Task:
From the entries below, tally how many lines contain "mystery" and report only that figure.
%%
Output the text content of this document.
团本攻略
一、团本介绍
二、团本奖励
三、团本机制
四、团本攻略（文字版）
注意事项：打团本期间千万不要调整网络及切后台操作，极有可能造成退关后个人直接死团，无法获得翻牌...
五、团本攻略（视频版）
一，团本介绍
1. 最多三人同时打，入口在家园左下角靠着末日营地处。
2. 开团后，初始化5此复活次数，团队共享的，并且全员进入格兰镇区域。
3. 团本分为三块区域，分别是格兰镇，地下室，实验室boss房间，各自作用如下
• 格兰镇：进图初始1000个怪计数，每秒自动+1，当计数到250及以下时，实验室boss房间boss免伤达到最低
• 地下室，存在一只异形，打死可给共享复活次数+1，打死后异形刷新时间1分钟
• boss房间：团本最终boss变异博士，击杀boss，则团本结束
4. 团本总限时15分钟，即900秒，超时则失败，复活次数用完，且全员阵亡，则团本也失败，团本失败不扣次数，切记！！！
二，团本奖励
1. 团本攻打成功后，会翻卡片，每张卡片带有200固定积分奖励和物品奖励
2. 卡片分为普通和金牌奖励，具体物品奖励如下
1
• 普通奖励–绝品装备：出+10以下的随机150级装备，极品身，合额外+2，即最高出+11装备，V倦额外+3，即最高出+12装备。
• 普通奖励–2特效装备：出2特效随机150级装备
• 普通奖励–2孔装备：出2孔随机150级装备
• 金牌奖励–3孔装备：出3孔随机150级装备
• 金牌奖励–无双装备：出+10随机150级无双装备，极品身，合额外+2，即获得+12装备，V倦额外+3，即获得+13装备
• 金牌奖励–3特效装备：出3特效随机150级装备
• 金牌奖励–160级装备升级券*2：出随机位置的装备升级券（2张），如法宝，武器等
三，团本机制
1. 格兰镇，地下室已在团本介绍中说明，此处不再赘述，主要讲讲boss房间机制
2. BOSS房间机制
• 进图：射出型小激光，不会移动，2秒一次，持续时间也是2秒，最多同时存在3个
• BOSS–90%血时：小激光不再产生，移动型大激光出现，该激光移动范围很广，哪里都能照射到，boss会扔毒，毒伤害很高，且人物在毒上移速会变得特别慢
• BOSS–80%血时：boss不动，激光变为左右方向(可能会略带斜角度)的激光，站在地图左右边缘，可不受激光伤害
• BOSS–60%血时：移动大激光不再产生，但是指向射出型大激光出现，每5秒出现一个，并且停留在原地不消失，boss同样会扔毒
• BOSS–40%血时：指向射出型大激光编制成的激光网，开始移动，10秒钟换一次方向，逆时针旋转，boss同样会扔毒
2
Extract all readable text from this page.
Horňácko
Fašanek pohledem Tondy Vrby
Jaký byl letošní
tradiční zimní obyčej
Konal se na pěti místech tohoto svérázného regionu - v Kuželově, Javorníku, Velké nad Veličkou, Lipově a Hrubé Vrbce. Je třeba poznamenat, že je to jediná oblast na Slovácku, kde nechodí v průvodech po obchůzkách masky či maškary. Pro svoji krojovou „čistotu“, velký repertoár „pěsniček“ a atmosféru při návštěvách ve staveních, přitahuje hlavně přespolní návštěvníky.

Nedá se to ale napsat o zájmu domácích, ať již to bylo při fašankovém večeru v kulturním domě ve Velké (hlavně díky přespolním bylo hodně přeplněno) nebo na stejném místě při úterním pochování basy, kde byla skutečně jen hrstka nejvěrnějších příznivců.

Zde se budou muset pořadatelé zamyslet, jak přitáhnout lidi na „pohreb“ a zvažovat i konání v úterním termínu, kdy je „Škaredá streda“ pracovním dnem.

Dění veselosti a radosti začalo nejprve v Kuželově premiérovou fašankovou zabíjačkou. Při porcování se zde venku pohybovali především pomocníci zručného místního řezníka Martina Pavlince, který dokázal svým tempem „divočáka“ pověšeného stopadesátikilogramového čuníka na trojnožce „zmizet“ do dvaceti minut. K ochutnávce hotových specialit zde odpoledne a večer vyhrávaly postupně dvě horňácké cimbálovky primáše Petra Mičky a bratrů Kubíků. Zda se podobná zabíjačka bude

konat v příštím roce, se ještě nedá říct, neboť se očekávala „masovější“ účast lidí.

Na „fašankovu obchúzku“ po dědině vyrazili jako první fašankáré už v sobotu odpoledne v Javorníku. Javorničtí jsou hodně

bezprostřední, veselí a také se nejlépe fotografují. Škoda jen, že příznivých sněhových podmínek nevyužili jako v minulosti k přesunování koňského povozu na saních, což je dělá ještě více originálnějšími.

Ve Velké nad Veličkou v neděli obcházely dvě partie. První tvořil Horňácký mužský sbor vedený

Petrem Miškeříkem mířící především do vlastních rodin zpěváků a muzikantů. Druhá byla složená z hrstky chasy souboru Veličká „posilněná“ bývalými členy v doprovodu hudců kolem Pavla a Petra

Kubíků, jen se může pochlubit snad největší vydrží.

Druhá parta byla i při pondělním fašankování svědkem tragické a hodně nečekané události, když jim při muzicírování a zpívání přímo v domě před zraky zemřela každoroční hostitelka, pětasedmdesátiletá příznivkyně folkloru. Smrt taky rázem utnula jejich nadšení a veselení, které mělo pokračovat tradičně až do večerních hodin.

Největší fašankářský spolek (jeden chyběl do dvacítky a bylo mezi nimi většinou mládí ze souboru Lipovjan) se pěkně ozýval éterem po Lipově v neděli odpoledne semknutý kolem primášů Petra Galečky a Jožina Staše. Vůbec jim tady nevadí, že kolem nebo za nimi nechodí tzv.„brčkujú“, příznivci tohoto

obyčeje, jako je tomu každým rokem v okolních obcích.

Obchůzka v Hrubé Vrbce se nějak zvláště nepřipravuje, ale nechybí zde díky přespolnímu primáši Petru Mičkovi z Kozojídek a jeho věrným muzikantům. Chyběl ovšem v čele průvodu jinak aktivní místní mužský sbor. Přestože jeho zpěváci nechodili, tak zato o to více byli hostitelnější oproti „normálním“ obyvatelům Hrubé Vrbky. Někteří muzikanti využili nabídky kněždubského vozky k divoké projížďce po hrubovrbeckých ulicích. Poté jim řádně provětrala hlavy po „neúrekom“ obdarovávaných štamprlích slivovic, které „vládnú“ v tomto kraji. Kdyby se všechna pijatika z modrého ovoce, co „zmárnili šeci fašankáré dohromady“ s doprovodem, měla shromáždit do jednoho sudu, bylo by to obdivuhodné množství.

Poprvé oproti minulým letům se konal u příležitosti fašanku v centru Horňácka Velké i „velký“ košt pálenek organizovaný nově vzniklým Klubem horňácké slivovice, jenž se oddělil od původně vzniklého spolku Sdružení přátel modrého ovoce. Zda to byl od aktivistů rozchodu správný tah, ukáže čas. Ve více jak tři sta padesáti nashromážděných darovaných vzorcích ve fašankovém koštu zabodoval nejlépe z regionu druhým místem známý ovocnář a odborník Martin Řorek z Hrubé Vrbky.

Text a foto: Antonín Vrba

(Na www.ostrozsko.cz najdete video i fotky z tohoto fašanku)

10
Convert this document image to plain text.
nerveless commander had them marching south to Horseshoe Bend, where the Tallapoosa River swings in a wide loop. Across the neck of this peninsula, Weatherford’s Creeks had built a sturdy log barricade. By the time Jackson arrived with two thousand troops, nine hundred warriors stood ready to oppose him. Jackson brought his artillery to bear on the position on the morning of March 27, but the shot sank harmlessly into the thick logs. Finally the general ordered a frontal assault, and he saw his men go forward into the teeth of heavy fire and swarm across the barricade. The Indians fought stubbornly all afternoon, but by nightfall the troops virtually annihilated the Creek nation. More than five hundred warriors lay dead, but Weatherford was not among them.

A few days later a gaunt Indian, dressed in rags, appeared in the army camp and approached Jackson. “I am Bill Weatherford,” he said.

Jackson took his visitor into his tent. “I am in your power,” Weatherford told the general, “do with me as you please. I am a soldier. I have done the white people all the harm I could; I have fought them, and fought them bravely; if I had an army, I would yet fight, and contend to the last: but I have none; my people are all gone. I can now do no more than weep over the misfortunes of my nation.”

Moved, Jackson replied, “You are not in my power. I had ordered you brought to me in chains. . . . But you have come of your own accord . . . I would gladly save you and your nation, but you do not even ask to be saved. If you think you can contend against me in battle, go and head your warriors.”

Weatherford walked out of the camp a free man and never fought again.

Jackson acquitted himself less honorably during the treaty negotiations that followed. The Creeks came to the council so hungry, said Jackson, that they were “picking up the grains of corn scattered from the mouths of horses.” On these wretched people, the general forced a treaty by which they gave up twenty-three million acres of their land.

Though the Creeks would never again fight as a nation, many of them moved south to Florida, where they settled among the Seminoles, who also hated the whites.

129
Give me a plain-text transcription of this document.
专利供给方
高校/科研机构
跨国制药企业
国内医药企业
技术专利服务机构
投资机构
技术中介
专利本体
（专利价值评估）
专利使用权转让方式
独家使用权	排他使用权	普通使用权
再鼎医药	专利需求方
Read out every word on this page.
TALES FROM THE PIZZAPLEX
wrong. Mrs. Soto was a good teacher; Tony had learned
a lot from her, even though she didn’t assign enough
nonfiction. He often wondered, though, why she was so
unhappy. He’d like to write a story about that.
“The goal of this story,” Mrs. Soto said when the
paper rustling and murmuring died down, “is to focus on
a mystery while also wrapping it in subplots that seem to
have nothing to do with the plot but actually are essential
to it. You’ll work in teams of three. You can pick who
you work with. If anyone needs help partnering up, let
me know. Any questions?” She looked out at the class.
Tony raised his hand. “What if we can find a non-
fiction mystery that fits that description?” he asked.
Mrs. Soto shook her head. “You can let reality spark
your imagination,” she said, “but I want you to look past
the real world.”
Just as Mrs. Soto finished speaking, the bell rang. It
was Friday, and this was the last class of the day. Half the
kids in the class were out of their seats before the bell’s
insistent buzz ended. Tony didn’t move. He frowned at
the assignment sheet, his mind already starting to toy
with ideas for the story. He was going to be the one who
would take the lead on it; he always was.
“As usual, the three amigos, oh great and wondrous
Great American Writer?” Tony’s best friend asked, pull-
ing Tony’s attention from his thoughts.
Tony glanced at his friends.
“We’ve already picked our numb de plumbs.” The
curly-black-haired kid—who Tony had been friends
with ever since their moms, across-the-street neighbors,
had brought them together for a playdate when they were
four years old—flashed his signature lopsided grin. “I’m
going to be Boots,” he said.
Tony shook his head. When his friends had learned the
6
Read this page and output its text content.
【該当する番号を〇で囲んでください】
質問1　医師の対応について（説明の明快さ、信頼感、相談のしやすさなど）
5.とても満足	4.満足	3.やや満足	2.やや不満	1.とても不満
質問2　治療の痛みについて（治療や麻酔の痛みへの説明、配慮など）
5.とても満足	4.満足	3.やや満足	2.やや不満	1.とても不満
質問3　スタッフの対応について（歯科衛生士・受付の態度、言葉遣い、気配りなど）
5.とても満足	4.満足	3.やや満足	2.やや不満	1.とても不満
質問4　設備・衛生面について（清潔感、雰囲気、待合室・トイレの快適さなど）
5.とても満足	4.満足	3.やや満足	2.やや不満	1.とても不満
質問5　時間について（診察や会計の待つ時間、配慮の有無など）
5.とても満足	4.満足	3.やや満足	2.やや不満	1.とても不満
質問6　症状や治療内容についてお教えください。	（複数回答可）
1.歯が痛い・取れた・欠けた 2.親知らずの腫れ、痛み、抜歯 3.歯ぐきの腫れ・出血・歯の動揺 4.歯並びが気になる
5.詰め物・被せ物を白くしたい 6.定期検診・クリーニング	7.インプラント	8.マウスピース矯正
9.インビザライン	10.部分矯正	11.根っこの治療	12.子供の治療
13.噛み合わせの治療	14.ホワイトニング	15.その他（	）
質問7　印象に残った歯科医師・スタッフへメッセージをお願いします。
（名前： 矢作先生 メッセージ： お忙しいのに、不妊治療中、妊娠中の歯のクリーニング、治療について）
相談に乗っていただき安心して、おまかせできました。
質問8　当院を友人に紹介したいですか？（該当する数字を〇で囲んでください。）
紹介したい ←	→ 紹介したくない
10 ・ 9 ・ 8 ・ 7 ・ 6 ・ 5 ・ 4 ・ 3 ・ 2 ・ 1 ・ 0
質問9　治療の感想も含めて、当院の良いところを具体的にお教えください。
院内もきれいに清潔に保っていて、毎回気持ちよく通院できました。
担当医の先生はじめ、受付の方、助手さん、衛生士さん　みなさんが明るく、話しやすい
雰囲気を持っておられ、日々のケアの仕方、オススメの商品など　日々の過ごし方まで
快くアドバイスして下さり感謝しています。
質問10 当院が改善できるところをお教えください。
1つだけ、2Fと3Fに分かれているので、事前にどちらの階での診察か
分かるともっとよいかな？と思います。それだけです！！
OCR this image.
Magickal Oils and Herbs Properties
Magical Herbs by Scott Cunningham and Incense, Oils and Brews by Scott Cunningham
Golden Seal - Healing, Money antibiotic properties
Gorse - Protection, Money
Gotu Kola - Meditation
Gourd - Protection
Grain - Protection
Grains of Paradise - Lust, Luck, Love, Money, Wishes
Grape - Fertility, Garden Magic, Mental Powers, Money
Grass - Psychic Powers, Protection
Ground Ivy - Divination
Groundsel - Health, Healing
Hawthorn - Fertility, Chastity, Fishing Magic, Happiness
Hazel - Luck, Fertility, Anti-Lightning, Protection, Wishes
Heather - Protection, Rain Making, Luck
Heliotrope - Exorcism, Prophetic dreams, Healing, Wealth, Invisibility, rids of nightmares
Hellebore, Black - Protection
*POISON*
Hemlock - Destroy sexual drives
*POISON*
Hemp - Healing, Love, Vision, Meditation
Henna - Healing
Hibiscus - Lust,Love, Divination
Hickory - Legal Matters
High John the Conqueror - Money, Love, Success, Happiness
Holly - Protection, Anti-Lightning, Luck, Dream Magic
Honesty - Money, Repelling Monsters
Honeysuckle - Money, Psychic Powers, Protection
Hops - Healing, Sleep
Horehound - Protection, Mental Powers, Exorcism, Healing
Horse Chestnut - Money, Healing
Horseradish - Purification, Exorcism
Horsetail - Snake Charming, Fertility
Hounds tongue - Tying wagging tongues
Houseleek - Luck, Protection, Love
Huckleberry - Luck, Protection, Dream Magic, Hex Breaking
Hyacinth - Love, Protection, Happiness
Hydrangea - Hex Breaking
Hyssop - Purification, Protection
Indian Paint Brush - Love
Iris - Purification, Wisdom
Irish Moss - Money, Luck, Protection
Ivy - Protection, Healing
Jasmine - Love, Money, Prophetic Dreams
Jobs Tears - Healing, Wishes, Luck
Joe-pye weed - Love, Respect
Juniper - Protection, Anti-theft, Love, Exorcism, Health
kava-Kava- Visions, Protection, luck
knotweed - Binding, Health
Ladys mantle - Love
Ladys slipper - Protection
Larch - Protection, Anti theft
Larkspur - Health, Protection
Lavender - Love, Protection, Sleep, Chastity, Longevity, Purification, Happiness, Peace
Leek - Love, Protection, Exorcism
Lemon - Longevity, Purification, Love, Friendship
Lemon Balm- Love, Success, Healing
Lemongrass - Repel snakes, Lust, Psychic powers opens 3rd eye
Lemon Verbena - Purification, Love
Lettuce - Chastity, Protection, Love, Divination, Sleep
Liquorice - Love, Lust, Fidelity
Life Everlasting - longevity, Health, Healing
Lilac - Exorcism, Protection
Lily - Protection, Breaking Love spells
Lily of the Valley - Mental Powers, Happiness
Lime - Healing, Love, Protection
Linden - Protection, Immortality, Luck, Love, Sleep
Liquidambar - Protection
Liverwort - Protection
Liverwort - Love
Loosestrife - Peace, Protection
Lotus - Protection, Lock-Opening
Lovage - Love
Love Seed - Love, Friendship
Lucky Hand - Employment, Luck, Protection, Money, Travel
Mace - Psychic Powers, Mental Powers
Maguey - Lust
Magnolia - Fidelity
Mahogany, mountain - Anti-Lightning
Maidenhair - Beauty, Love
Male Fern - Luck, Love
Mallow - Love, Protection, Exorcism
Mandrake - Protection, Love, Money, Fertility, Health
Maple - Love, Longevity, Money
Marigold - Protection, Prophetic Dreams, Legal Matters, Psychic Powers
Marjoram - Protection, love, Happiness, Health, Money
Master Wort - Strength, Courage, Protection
%%
Response to this exercise:
2